Rewrite everything from the line containing "page-count[interactable]: 页面: 1/1" down to the line containing "menu-reference[interactable]: 引用 xyxy=(480,46,507,68)" in the material below as a Markdown table with the columns Row and Line. Put a row number in Row and the line in Line, and leave out any blank lines.
begin
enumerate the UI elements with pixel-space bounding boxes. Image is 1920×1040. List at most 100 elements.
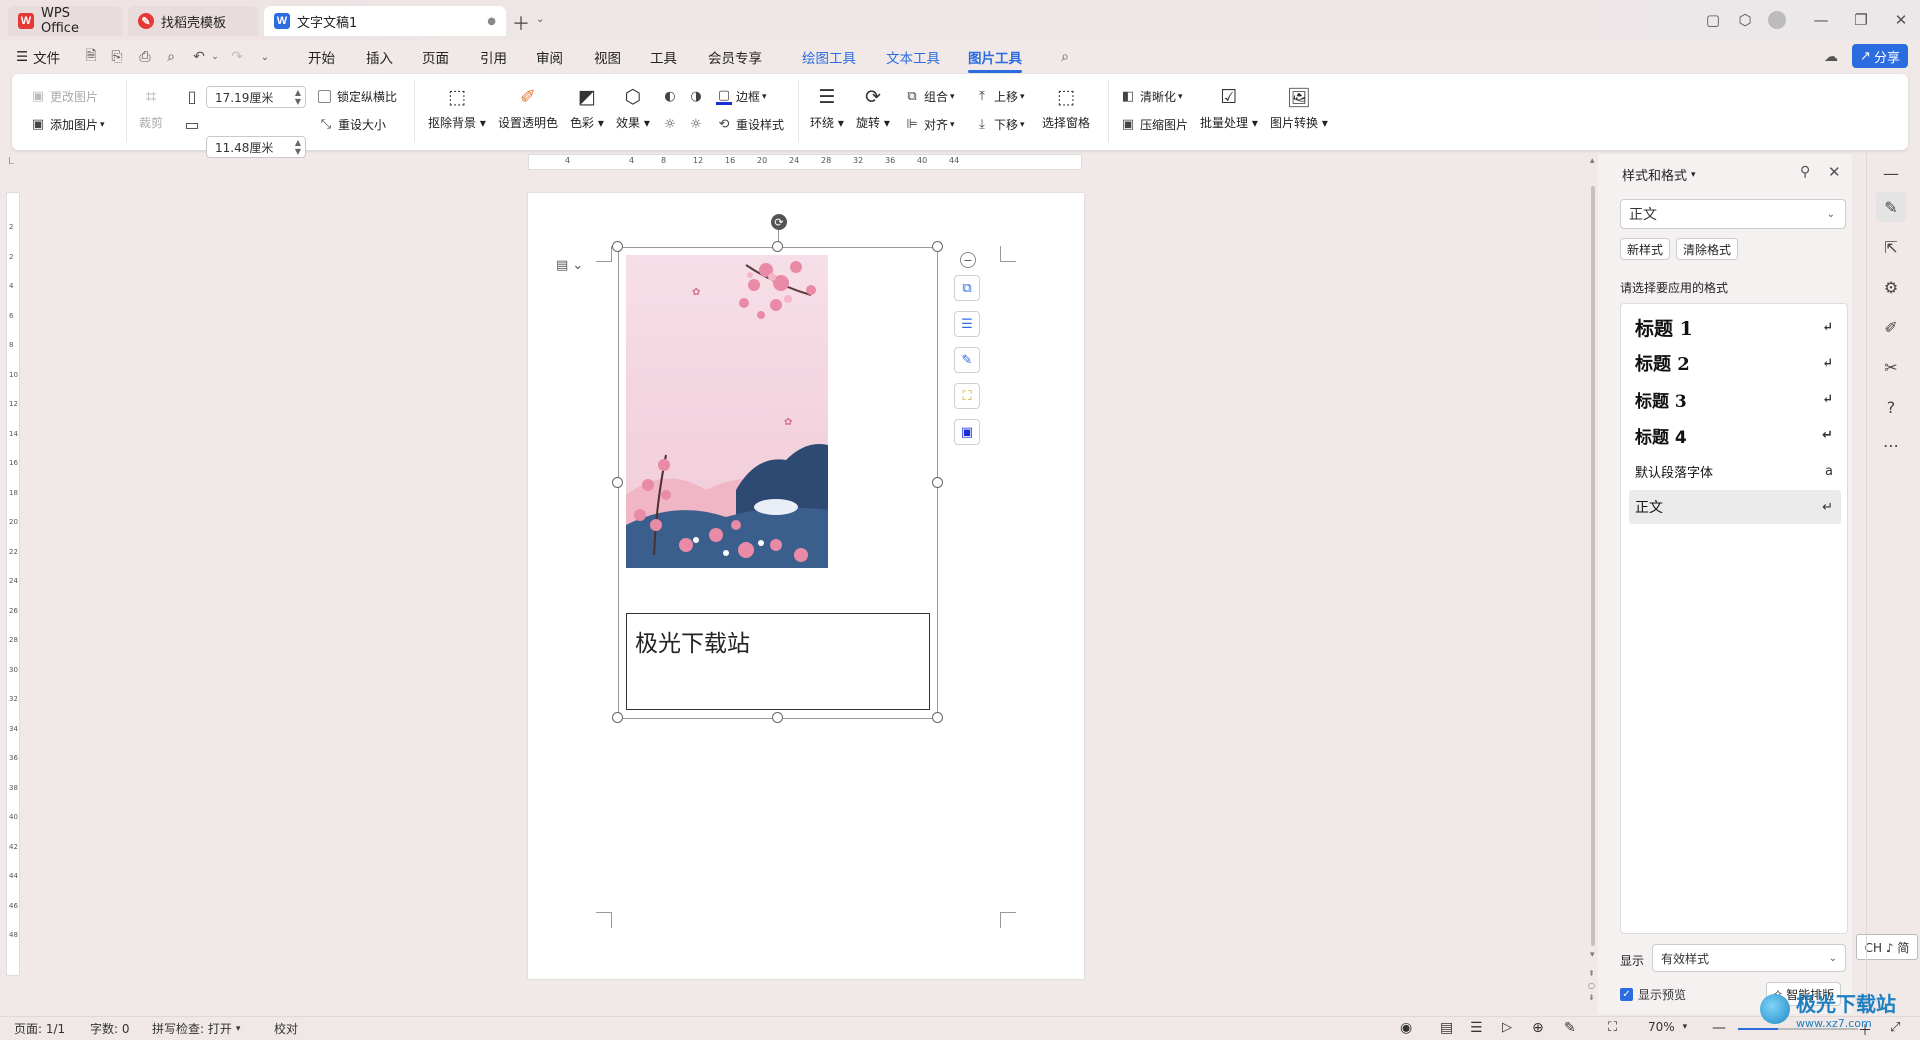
page-count[interactable]: 页面: 1/1 xyxy=(14,1020,65,1037)
crop-button[interactable]: ⌗ 裁剪 xyxy=(138,84,164,131)
spell-check[interactable]: 拼写检查: 打开 ▾ xyxy=(152,1020,240,1037)
style-default-font[interactable]: 默认段落字体 a xyxy=(1629,454,1841,488)
select-pointer-icon[interactable]: ⇱ xyxy=(1876,232,1906,262)
caption-textbox[interactable]: 极光下载站 xyxy=(626,613,930,710)
align-button[interactable]: ⊫ 对齐 ▾ xyxy=(904,116,954,133)
menu-page[interactable]: 页面 xyxy=(422,46,449,68)
tab-list-chevron-icon[interactable]: ⌄ xyxy=(536,14,544,25)
spin-arrows-icon[interactable]: ▲ ▼ xyxy=(295,88,301,106)
play-icon[interactable]: ▷ xyxy=(1502,1020,1512,1035)
resize-handle[interactable] xyxy=(612,241,623,252)
color-button[interactable]: ◩ 色彩 ▾ xyxy=(570,84,604,131)
help-icon[interactable]: ? xyxy=(1876,392,1906,422)
menu-reference[interactable]: 引用 xyxy=(480,46,507,68)
menu-picture-tools[interactable]: 图片工具 xyxy=(968,46,1022,73)
remove-background-button[interactable]: ⬚ 抠除背景 ▾ xyxy=(428,84,486,131)
resize-handle[interactable] xyxy=(612,477,623,488)
export-pdf-icon[interactable]: ⎘ xyxy=(106,46,128,68)
menu-text-tools[interactable]: 文本工具 xyxy=(886,46,940,68)
effects-button[interactable]: ⬡ 效果 ▾ xyxy=(616,84,650,131)
lock-ratio-checkbox[interactable]: 锁定纵横比 xyxy=(318,88,397,105)
print-preview-icon[interactable]: ⌕ xyxy=(160,46,182,68)
resize-handle[interactable] xyxy=(932,477,943,488)
menu-drawing-tools[interactable]: 绘图工具 xyxy=(802,46,856,68)
close-window-button[interactable]: ✕ xyxy=(1886,8,1916,32)
change-image-button[interactable]: ▣ 更改图片 xyxy=(30,88,98,105)
cloud-icon[interactable]: ☁ xyxy=(1820,46,1842,68)
panel-title[interactable]: 样式和格式 ▾ xyxy=(1622,165,1696,184)
vertical-scrollbar[interactable]: ▴ ▾ ⇞ ○ ⇟ xyxy=(1588,156,1598,1016)
move-down-button[interactable]: ⤓ 下移 ▾ xyxy=(974,116,1024,133)
resize-handle[interactable] xyxy=(772,712,783,723)
proofread[interactable]: 校对 xyxy=(274,1020,298,1037)
rotate-handle-icon[interactable]: ⟳ xyxy=(771,214,787,230)
menu-tools[interactable]: 工具 xyxy=(650,46,677,68)
selection-pane-button[interactable]: ⬚ 选择窗格 xyxy=(1042,84,1090,131)
tab-wps-office[interactable]: W WPS Office xyxy=(8,6,122,36)
scroll-thumb[interactable] xyxy=(1591,186,1595,946)
layout-options-icon[interactable]: ▤ ⌄ xyxy=(556,258,592,278)
edit-image-icon[interactable]: ✐ xyxy=(1876,312,1906,342)
outline-view-icon[interactable]: ☰ xyxy=(1470,1020,1483,1036)
style-normal[interactable]: 正文 ↵ xyxy=(1629,490,1841,524)
collapse-sidebar-icon[interactable]: — xyxy=(1876,158,1906,188)
word-count[interactable]: 字数: 0 xyxy=(90,1020,130,1037)
sharpen-button[interactable]: ◧ 清晰化 ▾ xyxy=(1120,88,1183,105)
crop-float-icon[interactable]: ⧉ xyxy=(954,275,980,301)
menu-start[interactable]: 开始 xyxy=(308,46,335,68)
wrap-button[interactable]: ☰ 环绕 ▾ xyxy=(810,84,844,131)
set-transparent-button[interactable]: ✐ 设置透明色 xyxy=(498,84,558,131)
show-filter-select[interactable]: 有效样式 ⌄ xyxy=(1652,944,1846,972)
menu-membership[interactable]: 会员专享 xyxy=(708,46,762,68)
batch-process-button[interactable]: ☑ 批量处理 ▾ xyxy=(1200,84,1258,131)
print-icon[interactable]: ⎙ xyxy=(134,46,156,68)
pin-icon[interactable]: ⚲ xyxy=(1800,164,1810,180)
save-icon[interactable]: 🗎 xyxy=(80,46,102,68)
settings-sliders-icon[interactable]: ⚙ xyxy=(1876,272,1906,302)
border-button[interactable]: ▢ 边框 ▾ xyxy=(716,88,767,105)
style-heading-4[interactable]: 标题 4 ↵ xyxy=(1629,418,1841,452)
restore-button[interactable]: ❐ xyxy=(1846,8,1876,32)
menu-view[interactable]: 视图 xyxy=(594,46,621,68)
current-style-select[interactable]: 正文 ⌄ xyxy=(1620,199,1846,229)
new-tab-icon[interactable]: ＋ xyxy=(512,10,530,36)
pen-mode-icon[interactable]: ✎ xyxy=(1564,1020,1576,1036)
collapse-toolbar-icon[interactable]: − xyxy=(960,252,976,268)
height-field[interactable]: 11.48厘米 ▲ ▼ xyxy=(206,136,306,158)
tab-template[interactable]: ✎ 找稻壳模板 xyxy=(128,6,258,36)
wrap-float-icon[interactable]: ☰ xyxy=(954,311,980,337)
style-heading-2[interactable]: 标题 2 ↵ xyxy=(1629,346,1841,380)
image-convert-button[interactable]: 🖼 图片转换 ▾ xyxy=(1270,84,1328,131)
brightness-down-icon[interactable]: ☼ xyxy=(662,116,678,132)
reset-size-button[interactable]: ⤡ 重设大小 xyxy=(318,116,386,133)
fit-page-icon[interactable]: ⛶ xyxy=(1608,1020,1617,1035)
tools-icon[interactable]: ✂ xyxy=(1876,352,1906,382)
compress-button[interactable]: ▣ 压缩图片 xyxy=(1120,116,1188,133)
minimize-button[interactable]: — xyxy=(1806,8,1836,32)
menu-insert[interactable]: 插入 xyxy=(366,46,393,68)
resize-handle[interactable] xyxy=(612,712,623,723)
scroll-down-icon[interactable]: ▾ xyxy=(1590,950,1595,960)
reset-style-button[interactable]: ⟲ 重设样式 xyxy=(716,116,784,133)
new-style-button[interactable]: 新样式 xyxy=(1620,238,1671,260)
border-float-icon[interactable]: ▣ xyxy=(954,419,980,445)
brightness-up-icon[interactable]: ◐ xyxy=(662,88,678,104)
redo-icon[interactable]: ↷ xyxy=(226,46,248,68)
web-view-icon[interactable]: ⊕ xyxy=(1532,1020,1544,1036)
add-image-button[interactable]: ▣ 添加图片 ▾ xyxy=(30,116,105,133)
move-up-button[interactable]: ⤒ 上移 ▾ xyxy=(974,88,1024,105)
pen-float-icon[interactable]: ✎ xyxy=(954,347,980,373)
horizontal-ruler[interactable]: 4 4 8 12 16 20 24 28 32 36 40 44 xyxy=(528,154,1082,170)
width-field[interactable]: 17.19厘米 ▲ ▼ xyxy=(206,86,306,108)
style-heading-3[interactable]: 标题 3 ↵ xyxy=(1629,382,1841,416)
spin-arrows-icon[interactable]: ▲ ▼ xyxy=(295,138,301,156)
zoom-level[interactable]: 70% ▾ xyxy=(1648,1020,1687,1034)
page-nav-icons[interactable]: ⇞ ○ ⇟ xyxy=(1588,968,1595,1004)
window-layout-icon[interactable]: ▢ xyxy=(1698,8,1728,32)
group-button[interactable]: ⧉ 组合 ▾ xyxy=(904,88,954,105)
vertical-ruler[interactable]: 2 2 4 6 8 10 12 14 16 18 20 22 24 26 28 30 32 34 36 38 40 42 4… xyxy=(6,192,20,976)
unsaved-dot-icon[interactable]: ● xyxy=(487,16,496,27)
resize-handle[interactable] xyxy=(932,241,943,252)
contrast-down-icon[interactable]: ☼ xyxy=(688,116,704,132)
rotate-button[interactable]: ⟳ 旋转 ▾ xyxy=(856,84,890,131)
end
* Complete response
| Row | Line |
|---|---|
| 1 | page-count[interactable]: 页面: 1/1 xyxy=(14,1020,65,1037) |
| 2 | crop-button[interactable]: ⌗ 裁剪 xyxy=(138,84,164,131) |
| 3 | spell-check[interactable]: 拼写检查: 打开 ▾ xyxy=(152,1020,240,1037) |
| 4 | style-default-font[interactable]: 默认段落字体 a xyxy=(1629,454,1841,488) |
| 5 | select-pointer-icon[interactable]: ⇱ xyxy=(1876,232,1906,262) |
| 6 | caption-textbox[interactable]: 极光下载站 xyxy=(626,613,930,710) |
| 7 | align-button[interactable]: ⊫ 对齐 ▾ xyxy=(904,116,954,133) |
| 8 | menu-page[interactable]: 页面 xyxy=(422,46,449,68) |
| 9 | tab-list-chevron-icon[interactable]: ⌄ xyxy=(536,14,544,25) |
| 10 | spin-arrows-icon[interactable]: ▲ ▼ xyxy=(295,88,301,106) |
| 11 | play-icon[interactable]: ▷ xyxy=(1502,1020,1512,1035) |
| 12 | resize-handle[interactable] xyxy=(612,241,623,252) |
| 13 | color-button[interactable]: ◩ 色彩 ▾ xyxy=(570,84,604,131) |
| 14 | help-icon[interactable]: ? xyxy=(1876,392,1906,422) |
| 15 | menu-reference[interactable]: 引用 xyxy=(480,46,507,68) |